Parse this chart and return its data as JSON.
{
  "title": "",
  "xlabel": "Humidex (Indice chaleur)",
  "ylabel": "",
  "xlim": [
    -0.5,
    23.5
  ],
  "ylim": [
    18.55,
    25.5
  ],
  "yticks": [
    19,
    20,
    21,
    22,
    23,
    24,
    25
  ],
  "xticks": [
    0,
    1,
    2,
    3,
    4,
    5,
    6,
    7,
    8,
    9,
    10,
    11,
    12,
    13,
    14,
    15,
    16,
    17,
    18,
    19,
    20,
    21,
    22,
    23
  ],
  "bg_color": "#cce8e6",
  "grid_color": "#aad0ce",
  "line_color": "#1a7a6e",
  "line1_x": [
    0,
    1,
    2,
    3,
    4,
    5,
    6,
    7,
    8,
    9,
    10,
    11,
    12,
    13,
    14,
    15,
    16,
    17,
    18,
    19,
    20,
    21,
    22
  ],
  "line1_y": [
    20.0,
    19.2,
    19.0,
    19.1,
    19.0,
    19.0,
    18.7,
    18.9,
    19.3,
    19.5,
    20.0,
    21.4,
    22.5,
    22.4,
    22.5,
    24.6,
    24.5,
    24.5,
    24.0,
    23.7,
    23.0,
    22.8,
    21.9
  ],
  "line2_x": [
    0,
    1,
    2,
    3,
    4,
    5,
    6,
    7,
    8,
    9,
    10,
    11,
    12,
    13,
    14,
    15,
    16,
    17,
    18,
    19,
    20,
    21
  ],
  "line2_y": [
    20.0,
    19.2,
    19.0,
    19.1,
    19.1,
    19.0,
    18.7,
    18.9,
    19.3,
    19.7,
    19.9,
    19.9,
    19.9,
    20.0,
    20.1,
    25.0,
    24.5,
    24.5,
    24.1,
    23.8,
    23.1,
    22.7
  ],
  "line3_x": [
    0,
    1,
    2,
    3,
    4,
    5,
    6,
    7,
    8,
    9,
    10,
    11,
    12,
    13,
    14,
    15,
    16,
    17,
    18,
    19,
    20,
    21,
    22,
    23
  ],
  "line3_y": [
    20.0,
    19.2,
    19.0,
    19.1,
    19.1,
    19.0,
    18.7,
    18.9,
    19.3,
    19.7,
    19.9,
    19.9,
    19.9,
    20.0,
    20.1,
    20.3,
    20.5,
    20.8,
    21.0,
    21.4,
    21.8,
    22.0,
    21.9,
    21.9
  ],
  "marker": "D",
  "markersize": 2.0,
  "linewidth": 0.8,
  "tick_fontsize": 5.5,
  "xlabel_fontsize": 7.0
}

---------------

Directions:
Faithfully copy every entry, leaving nothing out.

Written answer:
Parse this chart and return its data as JSON.
{
  "title": "",
  "xlabel": "Humidex (Indice chaleur)",
  "ylabel": "",
  "xlim": [
    -0.5,
    23.5
  ],
  "ylim": [
    18.55,
    25.5
  ],
  "yticks": [
    19,
    20,
    21,
    22,
    23,
    24,
    25
  ],
  "xticks": [
    0,
    1,
    2,
    3,
    4,
    5,
    6,
    7,
    8,
    9,
    10,
    11,
    12,
    13,
    14,
    15,
    16,
    17,
    18,
    19,
    20,
    21,
    22,
    23
  ],
  "bg_color": "#cce8e6",
  "grid_color": "#aad0ce",
  "line_color": "#1a7a6e",
  "line1_x": [
    0,
    1,
    2,
    3,
    4,
    5,
    6,
    7,
    8,
    9,
    10,
    11,
    12,
    13,
    14,
    15,
    16,
    17,
    18,
    19,
    20,
    21,
    22
  ],
  "line1_y": [
    20.0,
    19.2,
    19.0,
    19.1,
    19.0,
    19.0,
    18.7,
    18.9,
    19.3,
    19.5,
    20.0,
    21.4,
    22.5,
    22.4,
    22.5,
    24.6,
    24.5,
    24.5,
    24.0,
    23.7,
    23.0,
    22.8,
    21.9
  ],
  "line2_x": [
    0,
    1,
    2,
    3,
    4,
    5,
    6,
    7,
    8,
    9,
    10,
    11,
    12,
    13,
    14,
    15,
    16,
    17,
    18,
    19,
    20,
    21
  ],
  "line2_y": [
    20.0,
    19.2,
    19.0,
    19.1,
    19.1,
    19.0,
    18.7,
    18.9,
    19.3,
    19.7,
    19.9,
    19.9,
    19.9,
    20.0,
    20.1,
    25.0,
    24.5,
    24.5,
    24.1,
    23.8,
    23.1,
    22.7
  ],
  "line3_x": [
    0,
    1,
    2,
    3,
    4,
    5,
    6,
    7,
    8,
    9,
    10,
    11,
    12,
    13,
    14,
    15,
    16,
    17,
    18,
    19,
    20,
    21,
    22,
    23
  ],
  "line3_y": [
    20.0,
    19.2,
    19.0,
    19.1,
    19.1,
    19.0,
    18.7,
    18.9,
    19.3,
    19.7,
    19.9,
    19.9,
    19.9,
    20.0,
    20.1,
    20.3,
    20.5,
    20.8,
    21.0,
    21.4,
    21.8,
    22.0,
    21.9,
    21.9
  ],
  "marker": "D",
  "markersize": 2.0,
  "linewidth": 0.8,
  "tick_fontsize": 5.5,
  "xlabel_fontsize": 7.0
}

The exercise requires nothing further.